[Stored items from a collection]
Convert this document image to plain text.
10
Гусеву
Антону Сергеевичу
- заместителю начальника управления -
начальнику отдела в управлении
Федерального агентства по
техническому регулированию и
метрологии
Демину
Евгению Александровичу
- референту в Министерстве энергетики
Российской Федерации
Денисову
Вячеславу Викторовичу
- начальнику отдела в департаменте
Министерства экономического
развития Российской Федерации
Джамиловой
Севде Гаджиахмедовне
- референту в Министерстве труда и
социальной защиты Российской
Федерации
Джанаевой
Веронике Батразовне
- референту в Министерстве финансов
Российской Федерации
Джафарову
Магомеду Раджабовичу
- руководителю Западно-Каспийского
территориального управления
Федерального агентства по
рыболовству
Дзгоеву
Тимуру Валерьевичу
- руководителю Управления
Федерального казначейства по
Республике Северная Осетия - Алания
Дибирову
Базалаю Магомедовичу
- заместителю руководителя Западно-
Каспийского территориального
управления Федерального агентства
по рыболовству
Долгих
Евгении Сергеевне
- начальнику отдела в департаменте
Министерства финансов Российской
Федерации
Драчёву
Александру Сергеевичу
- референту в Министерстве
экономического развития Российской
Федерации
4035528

— Exercise requirements —
Restate the data above word for word.

— Solved exercise —
Convert this document image to plain text.
10
Гусеву
Антону Сергеевичу
- заместителю начальника управления -
начальнику отдела в управлении
Федерального агентства по
техническому регулированию и
метрологии
Демину
Евгению Александровичу
- референту в Министерстве энергетики
Российской Федерации
Денисову
Вячеславу Викторовичу
- начальнику отдела в департаменте
Министерства экономического
развития Российской Федерации
Джамиловой
Севде Гаджиахмедовне
- референту в Министерстве труда и
социальной защиты Российской
Федерации
Джанаевой
Веронике Батразовне
- референту в Министерстве финансов
Российской Федерации
Джафарову
Магомеду Раджабовичу
- руководителю Западно-Каспийского
территориального управления
Федерального агентства по
рыболовству
Дзгоеву
Тимуру Валерьевичу
- руководителю Управления
Федерального казначейства по
Республике Северная Осетия - Алания
Дибирову
Базалаю Магомедовичу
- заместителю руководителя Западно-
Каспийского территориального
управления Федерального агентства
по рыболовству
Долгих
Евгении Сергеевне
- начальнику отдела в департаменте
Министерства финансов Российской
Федерации
Драчёву
Александру Сергеевичу
- референту в Министерстве
экономического развития Российской
Федерации
4035528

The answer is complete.